## Extracted records
┌──

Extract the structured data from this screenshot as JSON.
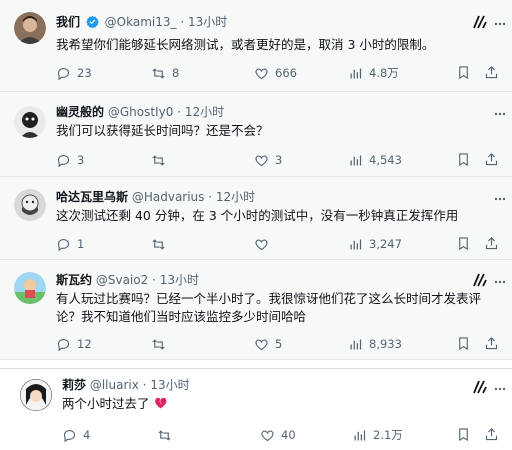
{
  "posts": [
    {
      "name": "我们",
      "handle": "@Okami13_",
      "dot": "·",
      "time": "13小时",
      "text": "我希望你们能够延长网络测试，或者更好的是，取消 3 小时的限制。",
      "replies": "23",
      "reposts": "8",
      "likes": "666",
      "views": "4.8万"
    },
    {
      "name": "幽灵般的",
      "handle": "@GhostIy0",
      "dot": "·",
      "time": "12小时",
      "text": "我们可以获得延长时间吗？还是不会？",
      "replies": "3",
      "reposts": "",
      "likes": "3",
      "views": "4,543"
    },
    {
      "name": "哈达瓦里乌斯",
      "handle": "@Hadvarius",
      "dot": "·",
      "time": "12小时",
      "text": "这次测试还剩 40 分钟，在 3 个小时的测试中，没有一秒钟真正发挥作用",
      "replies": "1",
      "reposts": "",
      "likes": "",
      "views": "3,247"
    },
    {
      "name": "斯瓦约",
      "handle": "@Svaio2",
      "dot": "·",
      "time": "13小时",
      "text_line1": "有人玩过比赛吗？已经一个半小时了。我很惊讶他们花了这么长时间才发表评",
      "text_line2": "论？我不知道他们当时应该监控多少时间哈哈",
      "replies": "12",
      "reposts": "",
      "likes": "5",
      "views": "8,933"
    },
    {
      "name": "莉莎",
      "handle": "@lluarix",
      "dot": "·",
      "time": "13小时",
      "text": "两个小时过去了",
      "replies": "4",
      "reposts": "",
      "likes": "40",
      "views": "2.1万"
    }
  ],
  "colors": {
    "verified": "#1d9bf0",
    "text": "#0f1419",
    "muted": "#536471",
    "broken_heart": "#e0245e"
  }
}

└──
┌──

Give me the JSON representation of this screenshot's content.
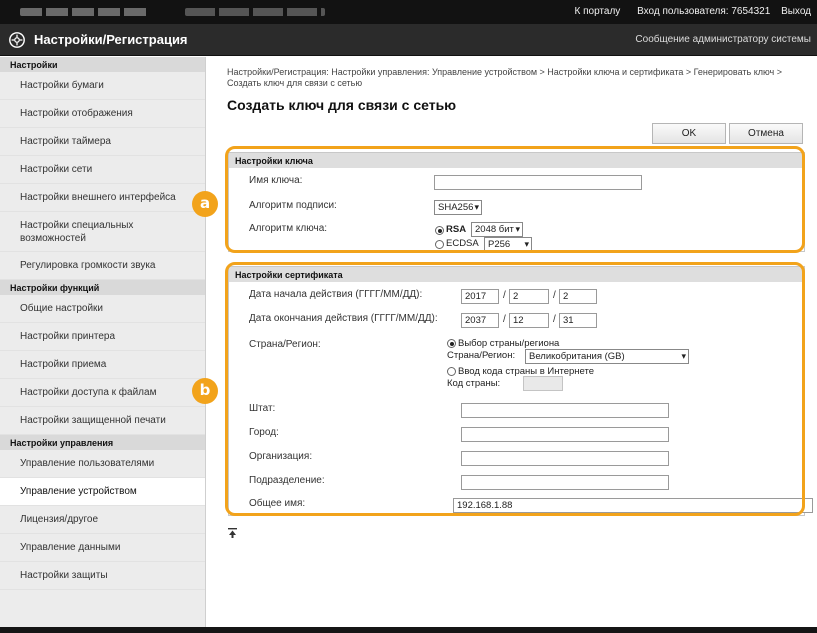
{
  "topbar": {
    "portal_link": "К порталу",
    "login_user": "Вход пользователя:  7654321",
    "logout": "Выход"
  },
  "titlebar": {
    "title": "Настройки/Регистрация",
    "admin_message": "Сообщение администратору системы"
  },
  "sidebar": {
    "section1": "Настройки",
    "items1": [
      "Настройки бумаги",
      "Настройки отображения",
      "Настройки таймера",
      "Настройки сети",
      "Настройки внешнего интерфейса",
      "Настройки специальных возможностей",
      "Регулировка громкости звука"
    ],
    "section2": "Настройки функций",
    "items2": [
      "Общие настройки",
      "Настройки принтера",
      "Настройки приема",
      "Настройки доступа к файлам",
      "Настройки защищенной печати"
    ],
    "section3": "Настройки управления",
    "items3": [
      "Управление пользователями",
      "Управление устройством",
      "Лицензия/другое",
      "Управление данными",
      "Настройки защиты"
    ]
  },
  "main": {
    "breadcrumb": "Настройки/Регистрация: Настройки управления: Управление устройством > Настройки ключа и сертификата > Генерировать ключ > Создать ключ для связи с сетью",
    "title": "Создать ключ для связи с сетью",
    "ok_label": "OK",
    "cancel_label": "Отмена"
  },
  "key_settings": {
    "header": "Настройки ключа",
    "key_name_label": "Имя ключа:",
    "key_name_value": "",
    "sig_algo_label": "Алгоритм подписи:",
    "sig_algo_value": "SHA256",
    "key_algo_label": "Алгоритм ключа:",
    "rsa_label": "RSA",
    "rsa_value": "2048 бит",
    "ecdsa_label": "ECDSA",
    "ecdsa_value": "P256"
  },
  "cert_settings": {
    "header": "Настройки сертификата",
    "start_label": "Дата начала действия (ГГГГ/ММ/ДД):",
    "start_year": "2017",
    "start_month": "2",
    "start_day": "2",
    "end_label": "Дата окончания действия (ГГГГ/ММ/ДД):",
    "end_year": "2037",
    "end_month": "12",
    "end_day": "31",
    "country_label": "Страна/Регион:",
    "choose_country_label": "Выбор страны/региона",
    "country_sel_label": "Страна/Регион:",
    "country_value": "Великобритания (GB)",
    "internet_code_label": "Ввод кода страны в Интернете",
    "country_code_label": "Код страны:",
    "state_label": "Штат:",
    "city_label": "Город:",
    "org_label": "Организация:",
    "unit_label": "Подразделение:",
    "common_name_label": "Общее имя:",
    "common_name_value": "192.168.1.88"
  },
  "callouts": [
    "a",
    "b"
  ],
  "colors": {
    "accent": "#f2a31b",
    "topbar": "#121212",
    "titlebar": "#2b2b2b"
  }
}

└──

Identify all lines where the word "сертификата" shows up. Copy them.

    "breadcrumb": "Настройки/Регистрация: Настройки управления: Управление устройством > Настройки ключа и сертификата > Генерировать ключ > Создать ключ для связи с сетью",
    "header": "Настройки сертификата",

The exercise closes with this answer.